* _INSTRUCTIONS FOR THE TASK_
Without the pictures, output the records below word for word.

* _PROVIDED RECORDS_
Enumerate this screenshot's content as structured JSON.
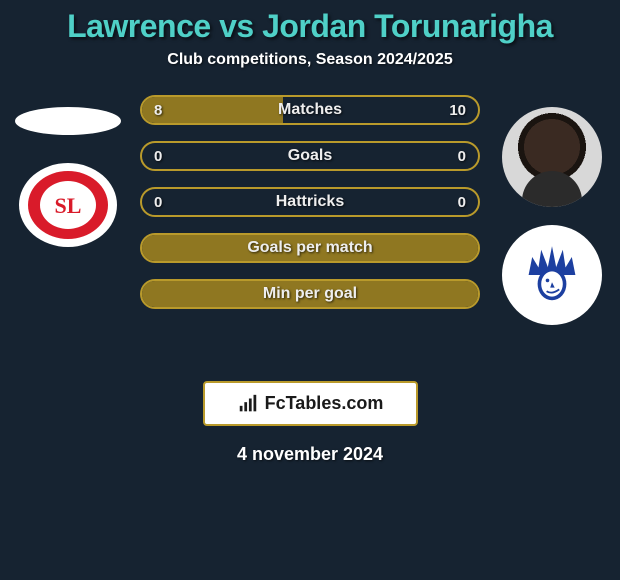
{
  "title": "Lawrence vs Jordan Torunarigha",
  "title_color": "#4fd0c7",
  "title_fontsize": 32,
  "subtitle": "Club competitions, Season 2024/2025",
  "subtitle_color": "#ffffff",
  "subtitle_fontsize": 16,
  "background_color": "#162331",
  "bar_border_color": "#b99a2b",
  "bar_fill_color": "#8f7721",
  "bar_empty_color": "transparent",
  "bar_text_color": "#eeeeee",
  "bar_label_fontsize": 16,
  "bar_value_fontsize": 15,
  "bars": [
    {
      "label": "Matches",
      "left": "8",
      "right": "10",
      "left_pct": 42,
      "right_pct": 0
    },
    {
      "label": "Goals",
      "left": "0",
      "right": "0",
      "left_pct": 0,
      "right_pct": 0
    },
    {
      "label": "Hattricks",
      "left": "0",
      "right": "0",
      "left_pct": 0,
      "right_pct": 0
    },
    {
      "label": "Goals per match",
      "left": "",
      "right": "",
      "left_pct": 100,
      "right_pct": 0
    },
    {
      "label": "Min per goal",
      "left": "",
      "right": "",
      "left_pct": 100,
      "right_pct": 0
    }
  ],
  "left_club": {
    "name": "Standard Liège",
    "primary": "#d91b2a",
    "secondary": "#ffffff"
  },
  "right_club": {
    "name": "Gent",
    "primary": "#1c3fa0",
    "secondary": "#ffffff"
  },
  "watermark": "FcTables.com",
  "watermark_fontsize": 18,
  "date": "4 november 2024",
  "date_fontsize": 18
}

* _FULL RESPONSE_
Enumerate this screenshot's content as structured JSON.
{
  "title": "Lawrence vs Jordan Torunarigha",
  "title_color": "#4fd0c7",
  "title_fontsize": 32,
  "subtitle": "Club competitions, Season 2024/2025",
  "subtitle_color": "#ffffff",
  "subtitle_fontsize": 16,
  "background_color": "#162331",
  "bar_border_color": "#b99a2b",
  "bar_fill_color": "#8f7721",
  "bar_empty_color": "transparent",
  "bar_text_color": "#eeeeee",
  "bar_label_fontsize": 16,
  "bar_value_fontsize": 15,
  "bars": [
    {
      "label": "Matches",
      "left": "8",
      "right": "10",
      "left_pct": 42,
      "right_pct": 0
    },
    {
      "label": "Goals",
      "left": "0",
      "right": "0",
      "left_pct": 0,
      "right_pct": 0
    },
    {
      "label": "Hattricks",
      "left": "0",
      "right": "0",
      "left_pct": 0,
      "right_pct": 0
    },
    {
      "label": "Goals per match",
      "left": "",
      "right": "",
      "left_pct": 100,
      "right_pct": 0
    },
    {
      "label": "Min per goal",
      "left": "",
      "right": "",
      "left_pct": 100,
      "right_pct": 0
    }
  ],
  "left_club": {
    "name": "Standard Liège",
    "primary": "#d91b2a",
    "secondary": "#ffffff"
  },
  "right_club": {
    "name": "Gent",
    "primary": "#1c3fa0",
    "secondary": "#ffffff"
  },
  "watermark": "FcTables.com",
  "watermark_fontsize": 18,
  "date": "4 november 2024",
  "date_fontsize": 18
}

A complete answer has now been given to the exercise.